=== Problem statement ===
Transcribe each record exactly. Include every one.

### Entries supplied

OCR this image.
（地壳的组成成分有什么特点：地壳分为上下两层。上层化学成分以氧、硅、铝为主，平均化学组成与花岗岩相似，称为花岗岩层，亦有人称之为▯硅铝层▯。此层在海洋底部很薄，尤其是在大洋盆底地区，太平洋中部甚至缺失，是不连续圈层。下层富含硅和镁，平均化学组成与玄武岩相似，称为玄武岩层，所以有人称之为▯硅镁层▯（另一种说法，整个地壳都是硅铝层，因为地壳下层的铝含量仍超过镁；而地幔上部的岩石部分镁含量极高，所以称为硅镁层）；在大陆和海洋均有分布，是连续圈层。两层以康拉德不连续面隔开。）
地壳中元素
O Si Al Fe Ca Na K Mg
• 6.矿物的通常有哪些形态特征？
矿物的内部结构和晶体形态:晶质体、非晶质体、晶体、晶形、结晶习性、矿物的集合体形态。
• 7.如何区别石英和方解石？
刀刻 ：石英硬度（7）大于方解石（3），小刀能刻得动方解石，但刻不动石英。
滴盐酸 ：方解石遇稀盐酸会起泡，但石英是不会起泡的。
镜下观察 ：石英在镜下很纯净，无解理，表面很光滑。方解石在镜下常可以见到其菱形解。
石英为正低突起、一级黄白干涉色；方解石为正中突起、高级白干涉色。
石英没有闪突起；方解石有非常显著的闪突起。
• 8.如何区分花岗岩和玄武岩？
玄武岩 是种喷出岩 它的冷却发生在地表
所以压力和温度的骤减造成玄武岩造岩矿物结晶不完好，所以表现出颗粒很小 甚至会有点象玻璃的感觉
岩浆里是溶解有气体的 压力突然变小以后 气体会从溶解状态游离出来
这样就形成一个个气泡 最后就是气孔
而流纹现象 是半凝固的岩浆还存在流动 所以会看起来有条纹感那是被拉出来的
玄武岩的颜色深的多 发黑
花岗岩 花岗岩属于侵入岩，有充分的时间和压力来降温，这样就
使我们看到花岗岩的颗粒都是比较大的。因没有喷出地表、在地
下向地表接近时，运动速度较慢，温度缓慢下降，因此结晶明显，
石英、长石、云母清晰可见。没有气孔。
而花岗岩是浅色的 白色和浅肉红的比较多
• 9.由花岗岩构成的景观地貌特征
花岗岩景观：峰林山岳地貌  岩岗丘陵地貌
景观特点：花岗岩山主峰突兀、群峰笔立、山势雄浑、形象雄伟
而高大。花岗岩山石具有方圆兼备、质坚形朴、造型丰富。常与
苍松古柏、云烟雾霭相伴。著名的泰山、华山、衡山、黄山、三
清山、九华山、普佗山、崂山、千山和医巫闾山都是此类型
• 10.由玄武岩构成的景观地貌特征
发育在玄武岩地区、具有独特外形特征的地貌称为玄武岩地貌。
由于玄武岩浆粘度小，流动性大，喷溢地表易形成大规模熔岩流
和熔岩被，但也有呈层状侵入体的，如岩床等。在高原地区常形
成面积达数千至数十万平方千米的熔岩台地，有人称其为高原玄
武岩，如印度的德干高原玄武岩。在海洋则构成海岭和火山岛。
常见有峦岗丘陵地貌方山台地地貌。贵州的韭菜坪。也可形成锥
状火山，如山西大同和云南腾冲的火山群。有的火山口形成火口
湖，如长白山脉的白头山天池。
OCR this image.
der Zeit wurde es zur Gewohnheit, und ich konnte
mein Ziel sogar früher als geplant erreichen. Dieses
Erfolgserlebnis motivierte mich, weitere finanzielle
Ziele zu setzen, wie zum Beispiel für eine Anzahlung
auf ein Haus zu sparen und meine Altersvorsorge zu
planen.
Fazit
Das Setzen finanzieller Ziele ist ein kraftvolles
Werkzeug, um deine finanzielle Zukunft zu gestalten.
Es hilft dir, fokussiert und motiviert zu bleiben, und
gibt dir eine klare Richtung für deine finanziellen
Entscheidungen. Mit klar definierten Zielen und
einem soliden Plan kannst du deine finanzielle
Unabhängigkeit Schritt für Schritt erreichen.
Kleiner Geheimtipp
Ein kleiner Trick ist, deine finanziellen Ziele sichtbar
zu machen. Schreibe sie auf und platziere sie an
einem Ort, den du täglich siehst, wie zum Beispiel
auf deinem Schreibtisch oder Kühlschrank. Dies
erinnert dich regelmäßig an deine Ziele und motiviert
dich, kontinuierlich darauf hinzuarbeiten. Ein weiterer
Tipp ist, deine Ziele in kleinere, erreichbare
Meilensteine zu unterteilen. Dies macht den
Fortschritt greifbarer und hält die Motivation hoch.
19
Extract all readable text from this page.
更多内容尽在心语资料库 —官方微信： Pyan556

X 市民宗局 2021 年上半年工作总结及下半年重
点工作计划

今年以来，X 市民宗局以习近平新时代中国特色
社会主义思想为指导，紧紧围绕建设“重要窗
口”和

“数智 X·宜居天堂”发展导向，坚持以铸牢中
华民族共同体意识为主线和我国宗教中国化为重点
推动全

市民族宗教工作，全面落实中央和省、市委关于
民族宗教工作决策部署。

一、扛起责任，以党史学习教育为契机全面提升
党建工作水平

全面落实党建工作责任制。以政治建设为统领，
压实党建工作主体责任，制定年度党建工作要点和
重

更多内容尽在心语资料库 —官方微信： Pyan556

######

=== Output of the exercise ===
OCR this image.
（地壳的组成成分有什么特点：地壳分为上下两层。上层化学成分以氧、硅、铝为主，平均化学组成与花岗岩相似，称为花岗岩层，亦有人称之为▯硅铝层▯。此层在海洋底部很薄，尤其是在大洋盆底地区，太平洋中部甚至缺失，是不连续圈层。下层富含硅和镁，平均化学组成与玄武岩相似，称为玄武岩层，所以有人称之为▯硅镁层▯（另一种说法，整个地壳都是硅铝层，因为地壳下层的铝含量仍超过镁；而地幔上部的岩石部分镁含量极高，所以称为硅镁层）；在大陆和海洋均有分布，是连续圈层。两层以康拉德不连续面隔开。）
地壳中元素
O Si Al Fe Ca Na K Mg
• 6.矿物的通常有哪些形态特征？
矿物的内部结构和晶体形态:晶质体、非晶质体、晶体、晶形、结晶习性、矿物的集合体形态。
• 7.如何区别石英和方解石？
刀刻 ：石英硬度（7）大于方解石（3），小刀能刻得动方解石，但刻不动石英。
滴盐酸 ：方解石遇稀盐酸会起泡，但石英是不会起泡的。
镜下观察 ：石英在镜下很纯净，无解理，表面很光滑。方解石在镜下常可以见到其菱形解。
石英为正低突起、一级黄白干涉色；方解石为正中突起、高级白干涉色。
石英没有闪突起；方解石有非常显著的闪突起。
• 8.如何区分花岗岩和玄武岩？
玄武岩 是种喷出岩 它的冷却发生在地表
所以压力和温度的骤减造成玄武岩造岩矿物结晶不完好，所以表现出颗粒很小 甚至会有点象玻璃的感觉
岩浆里是溶解有气体的 压力突然变小以后 气体会从溶解状态游离出来
这样就形成一个个气泡 最后就是气孔
而流纹现象 是半凝固的岩浆还存在流动 所以会看起来有条纹感那是被拉出来的
玄武岩的颜色深的多 发黑
花岗岩 花岗岩属于侵入岩，有充分的时间和压力来降温，这样就
使我们看到花岗岩的颗粒都是比较大的。因没有喷出地表、在地
下向地表接近时，运动速度较慢，温度缓慢下降，因此结晶明显，
石英、长石、云母清晰可见。没有气孔。
而花岗岩是浅色的 白色和浅肉红的比较多
• 9.由花岗岩构成的景观地貌特征
花岗岩景观：峰林山岳地貌  岩岗丘陵地貌
景观特点：花岗岩山主峰突兀、群峰笔立、山势雄浑、形象雄伟
而高大。花岗岩山石具有方圆兼备、质坚形朴、造型丰富。常与
苍松古柏、云烟雾霭相伴。著名的泰山、华山、衡山、黄山、三
清山、九华山、普佗山、崂山、千山和医巫闾山都是此类型
• 10.由玄武岩构成的景观地貌特征
发育在玄武岩地区、具有独特外形特征的地貌称为玄武岩地貌。
由于玄武岩浆粘度小，流动性大，喷溢地表易形成大规模熔岩流
和熔岩被，但也有呈层状侵入体的，如岩床等。在高原地区常形
成面积达数千至数十万平方千米的熔岩台地，有人称其为高原玄
武岩，如印度的德干高原玄武岩。在海洋则构成海岭和火山岛。
常见有峦岗丘陵地貌方山台地地貌。贵州的韭菜坪。也可形成锥
状火山，如山西大同和云南腾冲的火山群。有的火山口形成火口
湖，如长白山脉的白头山天池。
OCR this image.
der Zeit wurde es zur Gewohnheit, und ich konnte
mein Ziel sogar früher als geplant erreichen. Dieses
Erfolgserlebnis motivierte mich, weitere finanzielle
Ziele zu setzen, wie zum Beispiel für eine Anzahlung
auf ein Haus zu sparen und meine Altersvorsorge zu
planen.
Fazit
Das Setzen finanzieller Ziele ist ein kraftvolles
Werkzeug, um deine finanzielle Zukunft zu gestalten.
Es hilft dir, fokussiert und motiviert zu bleiben, und
gibt dir eine klare Richtung für deine finanziellen
Entscheidungen. Mit klar definierten Zielen und
einem soliden Plan kannst du deine finanzielle
Unabhängigkeit Schritt für Schritt erreichen.
Kleiner Geheimtipp
Ein kleiner Trick ist, deine finanziellen Ziele sichtbar
zu machen. Schreibe sie auf und platziere sie an
einem Ort, den du täglich siehst, wie zum Beispiel
auf deinem Schreibtisch oder Kühlschrank. Dies
erinnert dich regelmäßig an deine Ziele und motiviert
dich, kontinuierlich darauf hinzuarbeiten. Ein weiterer
Tipp ist, deine Ziele in kleinere, erreichbare
Meilensteine zu unterteilen. Dies macht den
Fortschritt greifbarer und hält die Motivation hoch.
19
Extract all readable text from this page.
更多内容尽在心语资料库 —官方微信： Pyan556

X 市民宗局 2021 年上半年工作总结及下半年重
点工作计划

今年以来，X 市民宗局以习近平新时代中国特色
社会主义思想为指导，紧紧围绕建设“重要窗
口”和

“数智 X·宜居天堂”发展导向，坚持以铸牢中
华民族共同体意识为主线和我国宗教中国化为重点
推动全

市民族宗教工作，全面落实中央和省、市委关于
民族宗教工作决策部署。

一、扛起责任，以党史学习教育为契机全面提升
党建工作水平

全面落实党建工作责任制。以政治建设为统领，
压实党建工作主体责任，制定年度党建工作要点和
重

更多内容尽在心语资料库 —官方微信： Pyan556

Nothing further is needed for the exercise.